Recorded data
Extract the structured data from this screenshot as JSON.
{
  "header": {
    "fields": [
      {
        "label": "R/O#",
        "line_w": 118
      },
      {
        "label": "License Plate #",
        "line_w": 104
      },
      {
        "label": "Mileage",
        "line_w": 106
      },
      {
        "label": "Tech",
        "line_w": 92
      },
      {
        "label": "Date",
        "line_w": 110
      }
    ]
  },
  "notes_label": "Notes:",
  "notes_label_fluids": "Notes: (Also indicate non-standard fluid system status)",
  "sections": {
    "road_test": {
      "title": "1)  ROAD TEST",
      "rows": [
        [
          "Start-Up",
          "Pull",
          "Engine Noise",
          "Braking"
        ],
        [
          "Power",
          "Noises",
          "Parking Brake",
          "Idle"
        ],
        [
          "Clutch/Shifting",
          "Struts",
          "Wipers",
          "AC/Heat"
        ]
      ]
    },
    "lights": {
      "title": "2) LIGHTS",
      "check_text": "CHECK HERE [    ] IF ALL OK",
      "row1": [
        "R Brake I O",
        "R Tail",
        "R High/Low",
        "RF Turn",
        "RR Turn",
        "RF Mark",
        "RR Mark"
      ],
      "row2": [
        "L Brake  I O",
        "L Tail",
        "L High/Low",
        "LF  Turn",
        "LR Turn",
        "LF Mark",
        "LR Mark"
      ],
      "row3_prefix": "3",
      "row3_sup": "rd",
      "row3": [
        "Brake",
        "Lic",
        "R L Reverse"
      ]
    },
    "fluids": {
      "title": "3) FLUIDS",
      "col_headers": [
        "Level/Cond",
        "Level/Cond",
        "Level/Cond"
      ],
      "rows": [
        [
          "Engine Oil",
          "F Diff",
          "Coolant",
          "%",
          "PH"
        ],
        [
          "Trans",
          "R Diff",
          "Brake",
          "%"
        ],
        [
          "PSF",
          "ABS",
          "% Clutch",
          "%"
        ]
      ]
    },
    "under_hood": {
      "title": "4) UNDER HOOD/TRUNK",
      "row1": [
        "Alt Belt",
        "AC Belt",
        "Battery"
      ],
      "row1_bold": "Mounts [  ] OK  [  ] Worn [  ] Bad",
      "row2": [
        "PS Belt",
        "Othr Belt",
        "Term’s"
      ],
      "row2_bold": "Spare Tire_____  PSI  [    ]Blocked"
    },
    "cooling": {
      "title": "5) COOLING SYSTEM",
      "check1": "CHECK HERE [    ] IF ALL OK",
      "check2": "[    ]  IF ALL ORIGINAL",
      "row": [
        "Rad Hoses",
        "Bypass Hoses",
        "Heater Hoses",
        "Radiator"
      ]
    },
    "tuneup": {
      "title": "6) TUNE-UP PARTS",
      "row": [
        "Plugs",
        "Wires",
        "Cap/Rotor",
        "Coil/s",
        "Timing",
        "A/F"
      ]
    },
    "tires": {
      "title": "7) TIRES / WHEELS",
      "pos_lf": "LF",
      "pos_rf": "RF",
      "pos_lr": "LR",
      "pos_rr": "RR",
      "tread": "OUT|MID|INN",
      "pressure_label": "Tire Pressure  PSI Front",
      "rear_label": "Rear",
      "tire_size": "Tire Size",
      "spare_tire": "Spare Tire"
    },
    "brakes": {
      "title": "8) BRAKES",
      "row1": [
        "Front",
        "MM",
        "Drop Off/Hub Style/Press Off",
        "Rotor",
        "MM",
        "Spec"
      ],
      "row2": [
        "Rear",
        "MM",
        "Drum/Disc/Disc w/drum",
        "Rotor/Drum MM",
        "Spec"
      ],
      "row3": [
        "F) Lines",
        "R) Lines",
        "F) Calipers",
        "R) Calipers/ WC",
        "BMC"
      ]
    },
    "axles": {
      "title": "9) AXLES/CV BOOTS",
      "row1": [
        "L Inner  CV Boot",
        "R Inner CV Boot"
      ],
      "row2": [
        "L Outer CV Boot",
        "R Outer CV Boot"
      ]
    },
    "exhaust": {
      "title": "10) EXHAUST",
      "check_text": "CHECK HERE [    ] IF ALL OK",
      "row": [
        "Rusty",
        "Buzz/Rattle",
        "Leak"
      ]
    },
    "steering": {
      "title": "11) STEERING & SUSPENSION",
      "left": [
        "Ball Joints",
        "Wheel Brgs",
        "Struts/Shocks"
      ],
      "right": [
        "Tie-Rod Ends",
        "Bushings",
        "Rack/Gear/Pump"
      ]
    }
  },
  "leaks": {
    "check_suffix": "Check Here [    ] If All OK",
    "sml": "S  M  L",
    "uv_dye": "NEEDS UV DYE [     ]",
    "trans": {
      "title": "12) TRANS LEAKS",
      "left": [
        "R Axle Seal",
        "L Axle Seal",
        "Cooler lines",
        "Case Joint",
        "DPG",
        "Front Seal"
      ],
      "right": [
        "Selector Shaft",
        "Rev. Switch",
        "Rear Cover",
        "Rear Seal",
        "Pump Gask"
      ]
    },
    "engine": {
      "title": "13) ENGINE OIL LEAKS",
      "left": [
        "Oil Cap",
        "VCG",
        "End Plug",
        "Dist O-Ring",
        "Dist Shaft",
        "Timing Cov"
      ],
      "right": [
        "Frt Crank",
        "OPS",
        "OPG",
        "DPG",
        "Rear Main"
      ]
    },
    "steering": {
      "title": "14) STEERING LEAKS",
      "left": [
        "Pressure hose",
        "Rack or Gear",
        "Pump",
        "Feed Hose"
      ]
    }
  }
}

## Written problem:
Every line of the records above needs to be given again exactly.

## Output of the exercise:
Extract the structured data from this screenshot as JSON.
{
  "header": {
    "fields": [
      {
        "label": "R/O#",
        "line_w": 118
      },
      {
        "label": "License Plate #",
        "line_w": 104
      },
      {
        "label": "Mileage",
        "line_w": 106
      },
      {
        "label": "Tech",
        "line_w": 92
      },
      {
        "label": "Date",
        "line_w": 110
      }
    ]
  },
  "notes_label": "Notes:",
  "notes_label_fluids": "Notes: (Also indicate non-standard fluid system status)",
  "sections": {
    "road_test": {
      "title": "1)  ROAD TEST",
      "rows": [
        [
          "Start-Up",
          "Pull",
          "Engine Noise",
          "Braking"
        ],
        [
          "Power",
          "Noises",
          "Parking Brake",
          "Idle"
        ],
        [
          "Clutch/Shifting",
          "Struts",
          "Wipers",
          "AC/Heat"
        ]
      ]
    },
    "lights": {
      "title": "2) LIGHTS",
      "check_text": "CHECK HERE [    ] IF ALL OK",
      "row1": [
        "R Brake I O",
        "R Tail",
        "R High/Low",
        "RF Turn",
        "RR Turn",
        "RF Mark",
        "RR Mark"
      ],
      "row2": [
        "L Brake  I O",
        "L Tail",
        "L High/Low",
        "LF  Turn",
        "LR Turn",
        "LF Mark",
        "LR Mark"
      ],
      "row3_prefix": "3",
      "row3_sup": "rd",
      "row3": [
        "Brake",
        "Lic",
        "R L Reverse"
      ]
    },
    "fluids": {
      "title": "3) FLUIDS",
      "col_headers": [
        "Level/Cond",
        "Level/Cond",
        "Level/Cond"
      ],
      "rows": [
        [
          "Engine Oil",
          "F Diff",
          "Coolant",
          "%",
          "PH"
        ],
        [
          "Trans",
          "R Diff",
          "Brake",
          "%"
        ],
        [
          "PSF",
          "ABS",
          "% Clutch",
          "%"
        ]
      ]
    },
    "under_hood": {
      "title": "4) UNDER HOOD/TRUNK",
      "row1": [
        "Alt Belt",
        "AC Belt",
        "Battery"
      ],
      "row1_bold": "Mounts [  ] OK  [  ] Worn [  ] Bad",
      "row2": [
        "PS Belt",
        "Othr Belt",
        "Term’s"
      ],
      "row2_bold": "Spare Tire_____  PSI  [    ]Blocked"
    },
    "cooling": {
      "title": "5) COOLING SYSTEM",
      "check1": "CHECK HERE [    ] IF ALL OK",
      "check2": "[    ]  IF ALL ORIGINAL",
      "row": [
        "Rad Hoses",
        "Bypass Hoses",
        "Heater Hoses",
        "Radiator"
      ]
    },
    "tuneup": {
      "title": "6) TUNE-UP PARTS",
      "row": [
        "Plugs",
        "Wires",
        "Cap/Rotor",
        "Coil/s",
        "Timing",
        "A/F"
      ]
    },
    "tires": {
      "title": "7) TIRES / WHEELS",
      "pos_lf": "LF",
      "pos_rf": "RF",
      "pos_lr": "LR",
      "pos_rr": "RR",
      "tread": "OUT|MID|INN",
      "pressure_label": "Tire Pressure  PSI Front",
      "rear_label": "Rear",
      "tire_size": "Tire Size",
      "spare_tire": "Spare Tire"
    },
    "brakes": {
      "title": "8) BRAKES",
      "row1": [
        "Front",
        "MM",
        "Drop Off/Hub Style/Press Off",
        "Rotor",
        "MM",
        "Spec"
      ],
      "row2": [
        "Rear",
        "MM",
        "Drum/Disc/Disc w/drum",
        "Rotor/Drum MM",
        "Spec"
      ],
      "row3": [
        "F) Lines",
        "R) Lines",
        "F) Calipers",
        "R) Calipers/ WC",
        "BMC"
      ]
    },
    "axles": {
      "title": "9) AXLES/CV BOOTS",
      "row1": [
        "L Inner  CV Boot",
        "R Inner CV Boot"
      ],
      "row2": [
        "L Outer CV Boot",
        "R Outer CV Boot"
      ]
    },
    "exhaust": {
      "title": "10) EXHAUST",
      "check_text": "CHECK HERE [    ] IF ALL OK",
      "row": [
        "Rusty",
        "Buzz/Rattle",
        "Leak"
      ]
    },
    "steering": {
      "title": "11) STEERING & SUSPENSION",
      "left": [
        "Ball Joints",
        "Wheel Brgs",
        "Struts/Shocks"
      ],
      "right": [
        "Tie-Rod Ends",
        "Bushings",
        "Rack/Gear/Pump"
      ]
    }
  },
  "leaks": {
    "check_suffix": "Check Here [    ] If All OK",
    "sml": "S  M  L",
    "uv_dye": "NEEDS UV DYE [     ]",
    "trans": {
      "title": "12) TRANS LEAKS",
      "left": [
        "R Axle Seal",
        "L Axle Seal",
        "Cooler lines",
        "Case Joint",
        "DPG",
        "Front Seal"
      ],
      "right": [
        "Selector Shaft",
        "Rev. Switch",
        "Rear Cover",
        "Rear Seal",
        "Pump Gask"
      ]
    },
    "engine": {
      "title": "13) ENGINE OIL LEAKS",
      "left": [
        "Oil Cap",
        "VCG",
        "End Plug",
        "Dist O-Ring",
        "Dist Shaft",
        "Timing Cov"
      ],
      "right": [
        "Frt Crank",
        "OPS",
        "OPG",
        "DPG",
        "Rear Main"
      ]
    },
    "steering": {
      "title": "14) STEERING LEAKS",
      "left": [
        "Pressure hose",
        "Rack or Gear",
        "Pump",
        "Feed Hose"
      ]
    }
  }
}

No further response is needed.